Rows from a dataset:
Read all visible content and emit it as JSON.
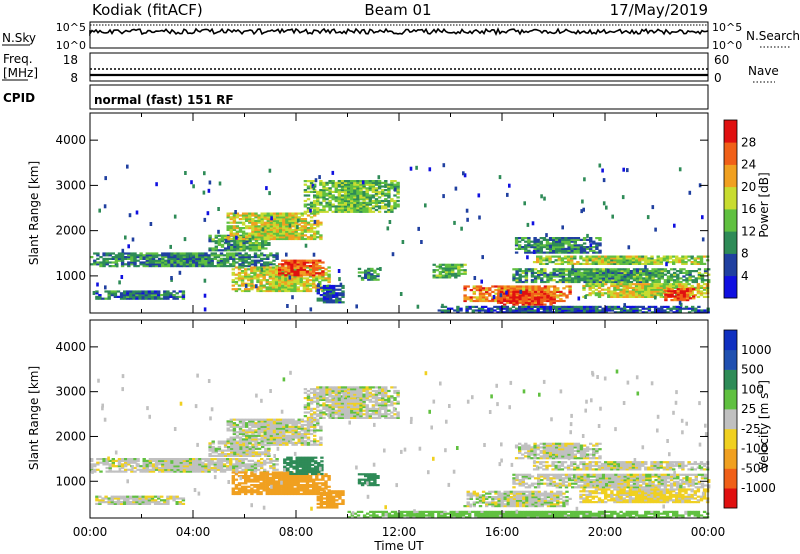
{
  "header": {
    "station": "Kodiak (fitACF)",
    "beam": "Beam 01",
    "date": "17/May/2019"
  },
  "nsky_panel": {
    "left_label": "N.Sky",
    "right_label": "N.Search",
    "left_ticks": [
      "10^5",
      "10^0"
    ],
    "right_ticks": [
      "10^5",
      "10^0"
    ]
  },
  "freq_panel": {
    "left_label_line1": "Freq.",
    "left_label_line2": "[MHz]",
    "left_ticks": [
      "18",
      "8"
    ],
    "right_label": "Nave",
    "right_ticks": [
      "60",
      "0"
    ]
  },
  "cpid_panel": {
    "label": "CPID",
    "text": "normal (fast) 151 RF"
  },
  "x_axis": {
    "label": "Time UT",
    "ticks": [
      "00:00",
      "04:00",
      "08:00",
      "12:00",
      "16:00",
      "20:00",
      "00:00"
    ]
  },
  "colors": {
    "power_scale": [
      "#1010e0",
      "#2040a0",
      "#2e8b57",
      "#60c040",
      "#c8dc30",
      "#f0a020",
      "#f06018",
      "#e01010"
    ],
    "velocity_scale": [
      "#e01010",
      "#f06018",
      "#f0a020",
      "#f0d020",
      "#c0c0c0",
      "#60c040",
      "#2e8b57",
      "#2050b0",
      "#1030c0"
    ]
  },
  "chart_data": [
    {
      "type": "heatmap",
      "name": "power",
      "xlabel": "",
      "ylabel": "Slant Range [km]",
      "xlim_hours": [
        0,
        24
      ],
      "ylim": [
        180,
        4600
      ],
      "yticks": [
        "1000",
        "2000",
        "3000",
        "4000"
      ],
      "colorbar": {
        "label": "Power [dB]",
        "min": 0,
        "max": 32,
        "ticks": [
          "4",
          "8",
          "12",
          "16",
          "20",
          "24",
          "28"
        ]
      },
      "regions": [
        {
          "t0": 0.0,
          "t1": 7.3,
          "r0": 1200,
          "r1": 1500,
          "v": 10
        },
        {
          "t0": 0.2,
          "t1": 3.6,
          "r0": 480,
          "r1": 660,
          "v": 8
        },
        {
          "t0": 4.6,
          "t1": 7.0,
          "r0": 1550,
          "r1": 1880,
          "v": 12
        },
        {
          "t0": 5.3,
          "t1": 9.0,
          "r0": 1800,
          "r1": 2400,
          "v": 18
        },
        {
          "t0": 8.3,
          "t1": 12.0,
          "r0": 2400,
          "r1": 3100,
          "v": 14
        },
        {
          "t0": 5.5,
          "t1": 9.3,
          "r0": 650,
          "r1": 1200,
          "v": 18
        },
        {
          "t0": 7.3,
          "t1": 9.0,
          "r0": 1000,
          "r1": 1350,
          "v": 27
        },
        {
          "t0": 8.8,
          "t1": 9.8,
          "r0": 400,
          "r1": 800,
          "v": 7
        },
        {
          "t0": 10.4,
          "t1": 11.2,
          "r0": 900,
          "r1": 1150,
          "v": 10
        },
        {
          "t0": 13.3,
          "t1": 14.5,
          "r0": 950,
          "r1": 1250,
          "v": 13
        },
        {
          "t0": 14.5,
          "t1": 18.6,
          "r0": 430,
          "r1": 780,
          "v": 24
        },
        {
          "t0": 15.8,
          "t1": 18.0,
          "r0": 350,
          "r1": 650,
          "v": 28
        },
        {
          "t0": 16.5,
          "t1": 19.8,
          "r0": 1500,
          "r1": 1850,
          "v": 10
        },
        {
          "t0": 17.2,
          "t1": 24.0,
          "r0": 1250,
          "r1": 1450,
          "v": 16
        },
        {
          "t0": 16.4,
          "t1": 24.0,
          "r0": 850,
          "r1": 1150,
          "v": 12
        },
        {
          "t0": 19.0,
          "t1": 24.0,
          "r0": 520,
          "r1": 840,
          "v": 18
        },
        {
          "t0": 22.3,
          "t1": 23.5,
          "r0": 450,
          "r1": 700,
          "v": 27
        },
        {
          "t0": 13.5,
          "t1": 24.0,
          "r0": 180,
          "r1": 320,
          "v": 6
        }
      ]
    },
    {
      "type": "heatmap",
      "name": "velocity",
      "xlabel": "Time UT",
      "ylabel": "Slant Range [km]",
      "xlim_hours": [
        0,
        24
      ],
      "ylim": [
        180,
        4600
      ],
      "yticks": [
        "1000",
        "2000",
        "3000",
        "4000"
      ],
      "colorbar": {
        "label": "Velocity [m s^-1]",
        "ticks": [
          "-1000",
          "-500",
          "-100",
          "-25",
          "25",
          "100",
          "500",
          "1000"
        ]
      },
      "regions": [
        {
          "t0": 0.0,
          "t1": 7.3,
          "r0": 1200,
          "r1": 1500,
          "v": 0
        },
        {
          "t0": 0.2,
          "t1": 3.6,
          "r0": 480,
          "r1": 660,
          "v": 0
        },
        {
          "t0": 4.6,
          "t1": 7.0,
          "r0": 1550,
          "r1": 1880,
          "v": 0
        },
        {
          "t0": 5.3,
          "t1": 9.0,
          "r0": 1800,
          "r1": 2400,
          "v": 0
        },
        {
          "t0": 8.3,
          "t1": 12.0,
          "r0": 2400,
          "r1": 3100,
          "v": 0
        },
        {
          "t0": 5.5,
          "t1": 9.3,
          "r0": 700,
          "r1": 1200,
          "v": -300
        },
        {
          "t0": 7.5,
          "t1": 9.0,
          "r0": 1150,
          "r1": 1550,
          "v": 200
        },
        {
          "t0": 8.8,
          "t1": 9.8,
          "r0": 400,
          "r1": 800,
          "v": -200
        },
        {
          "t0": 10.4,
          "t1": 11.2,
          "r0": 900,
          "r1": 1150,
          "v": 150
        },
        {
          "t0": 14.5,
          "t1": 18.6,
          "r0": 430,
          "r1": 780,
          "v": 0
        },
        {
          "t0": 16.5,
          "t1": 19.8,
          "r0": 1500,
          "r1": 1850,
          "v": 0
        },
        {
          "t0": 17.2,
          "t1": 24.0,
          "r0": 1250,
          "r1": 1450,
          "v": 0
        },
        {
          "t0": 16.4,
          "t1": 24.0,
          "r0": 850,
          "r1": 1150,
          "v": 0
        },
        {
          "t0": 19.0,
          "t1": 24.0,
          "r0": 520,
          "r1": 840,
          "v": -50
        },
        {
          "t0": 10.0,
          "t1": 24.0,
          "r0": 180,
          "r1": 320,
          "v": 60
        }
      ]
    }
  ]
}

**SHORT PROBLEM:**
Reproduce the entries above exactly. Do not include the images.

**FINISHED ANSWER:**
Read all visible content and emit it as JSON.
{
  "header": {
    "station": "Kodiak (fitACF)",
    "beam": "Beam 01",
    "date": "17/May/2019"
  },
  "nsky_panel": {
    "left_label": "N.Sky",
    "right_label": "N.Search",
    "left_ticks": [
      "10^5",
      "10^0"
    ],
    "right_ticks": [
      "10^5",
      "10^0"
    ]
  },
  "freq_panel": {
    "left_label_line1": "Freq.",
    "left_label_line2": "[MHz]",
    "left_ticks": [
      "18",
      "8"
    ],
    "right_label": "Nave",
    "right_ticks": [
      "60",
      "0"
    ]
  },
  "cpid_panel": {
    "label": "CPID",
    "text": "normal (fast) 151 RF"
  },
  "x_axis": {
    "label": "Time UT",
    "ticks": [
      "00:00",
      "04:00",
      "08:00",
      "12:00",
      "16:00",
      "20:00",
      "00:00"
    ]
  },
  "colors": {
    "power_scale": [
      "#1010e0",
      "#2040a0",
      "#2e8b57",
      "#60c040",
      "#c8dc30",
      "#f0a020",
      "#f06018",
      "#e01010"
    ],
    "velocity_scale": [
      "#e01010",
      "#f06018",
      "#f0a020",
      "#f0d020",
      "#c0c0c0",
      "#60c040",
      "#2e8b57",
      "#2050b0",
      "#1030c0"
    ]
  },
  "chart_data": [
    {
      "type": "heatmap",
      "name": "power",
      "xlabel": "",
      "ylabel": "Slant Range [km]",
      "xlim_hours": [
        0,
        24
      ],
      "ylim": [
        180,
        4600
      ],
      "yticks": [
        "1000",
        "2000",
        "3000",
        "4000"
      ],
      "colorbar": {
        "label": "Power [dB]",
        "min": 0,
        "max": 32,
        "ticks": [
          "4",
          "8",
          "12",
          "16",
          "20",
          "24",
          "28"
        ]
      },
      "regions": [
        {
          "t0": 0.0,
          "t1": 7.3,
          "r0": 1200,
          "r1": 1500,
          "v": 10
        },
        {
          "t0": 0.2,
          "t1": 3.6,
          "r0": 480,
          "r1": 660,
          "v": 8
        },
        {
          "t0": 4.6,
          "t1": 7.0,
          "r0": 1550,
          "r1": 1880,
          "v": 12
        },
        {
          "t0": 5.3,
          "t1": 9.0,
          "r0": 1800,
          "r1": 2400,
          "v": 18
        },
        {
          "t0": 8.3,
          "t1": 12.0,
          "r0": 2400,
          "r1": 3100,
          "v": 14
        },
        {
          "t0": 5.5,
          "t1": 9.3,
          "r0": 650,
          "r1": 1200,
          "v": 18
        },
        {
          "t0": 7.3,
          "t1": 9.0,
          "r0": 1000,
          "r1": 1350,
          "v": 27
        },
        {
          "t0": 8.8,
          "t1": 9.8,
          "r0": 400,
          "r1": 800,
          "v": 7
        },
        {
          "t0": 10.4,
          "t1": 11.2,
          "r0": 900,
          "r1": 1150,
          "v": 10
        },
        {
          "t0": 13.3,
          "t1": 14.5,
          "r0": 950,
          "r1": 1250,
          "v": 13
        },
        {
          "t0": 14.5,
          "t1": 18.6,
          "r0": 430,
          "r1": 780,
          "v": 24
        },
        {
          "t0": 15.8,
          "t1": 18.0,
          "r0": 350,
          "r1": 650,
          "v": 28
        },
        {
          "t0": 16.5,
          "t1": 19.8,
          "r0": 1500,
          "r1": 1850,
          "v": 10
        },
        {
          "t0": 17.2,
          "t1": 24.0,
          "r0": 1250,
          "r1": 1450,
          "v": 16
        },
        {
          "t0": 16.4,
          "t1": 24.0,
          "r0": 850,
          "r1": 1150,
          "v": 12
        },
        {
          "t0": 19.0,
          "t1": 24.0,
          "r0": 520,
          "r1": 840,
          "v": 18
        },
        {
          "t0": 22.3,
          "t1": 23.5,
          "r0": 450,
          "r1": 700,
          "v": 27
        },
        {
          "t0": 13.5,
          "t1": 24.0,
          "r0": 180,
          "r1": 320,
          "v": 6
        }
      ]
    },
    {
      "type": "heatmap",
      "name": "velocity",
      "xlabel": "Time UT",
      "ylabel": "Slant Range [km]",
      "xlim_hours": [
        0,
        24
      ],
      "ylim": [
        180,
        4600
      ],
      "yticks": [
        "1000",
        "2000",
        "3000",
        "4000"
      ],
      "colorbar": {
        "label": "Velocity [m s^-1]",
        "ticks": [
          "-1000",
          "-500",
          "-100",
          "-25",
          "25",
          "100",
          "500",
          "1000"
        ]
      },
      "regions": [
        {
          "t0": 0.0,
          "t1": 7.3,
          "r0": 1200,
          "r1": 1500,
          "v": 0
        },
        {
          "t0": 0.2,
          "t1": 3.6,
          "r0": 480,
          "r1": 660,
          "v": 0
        },
        {
          "t0": 4.6,
          "t1": 7.0,
          "r0": 1550,
          "r1": 1880,
          "v": 0
        },
        {
          "t0": 5.3,
          "t1": 9.0,
          "r0": 1800,
          "r1": 2400,
          "v": 0
        },
        {
          "t0": 8.3,
          "t1": 12.0,
          "r0": 2400,
          "r1": 3100,
          "v": 0
        },
        {
          "t0": 5.5,
          "t1": 9.3,
          "r0": 700,
          "r1": 1200,
          "v": -300
        },
        {
          "t0": 7.5,
          "t1": 9.0,
          "r0": 1150,
          "r1": 1550,
          "v": 200
        },
        {
          "t0": 8.8,
          "t1": 9.8,
          "r0": 400,
          "r1": 800,
          "v": -200
        },
        {
          "t0": 10.4,
          "t1": 11.2,
          "r0": 900,
          "r1": 1150,
          "v": 150
        },
        {
          "t0": 14.5,
          "t1": 18.6,
          "r0": 430,
          "r1": 780,
          "v": 0
        },
        {
          "t0": 16.5,
          "t1": 19.8,
          "r0": 1500,
          "r1": 1850,
          "v": 0
        },
        {
          "t0": 17.2,
          "t1": 24.0,
          "r0": 1250,
          "r1": 1450,
          "v": 0
        },
        {
          "t0": 16.4,
          "t1": 24.0,
          "r0": 850,
          "r1": 1150,
          "v": 0
        },
        {
          "t0": 19.0,
          "t1": 24.0,
          "r0": 520,
          "r1": 840,
          "v": -50
        },
        {
          "t0": 10.0,
          "t1": 24.0,
          "r0": 180,
          "r1": 320,
          "v": 60
        }
      ]
    }
  ]
}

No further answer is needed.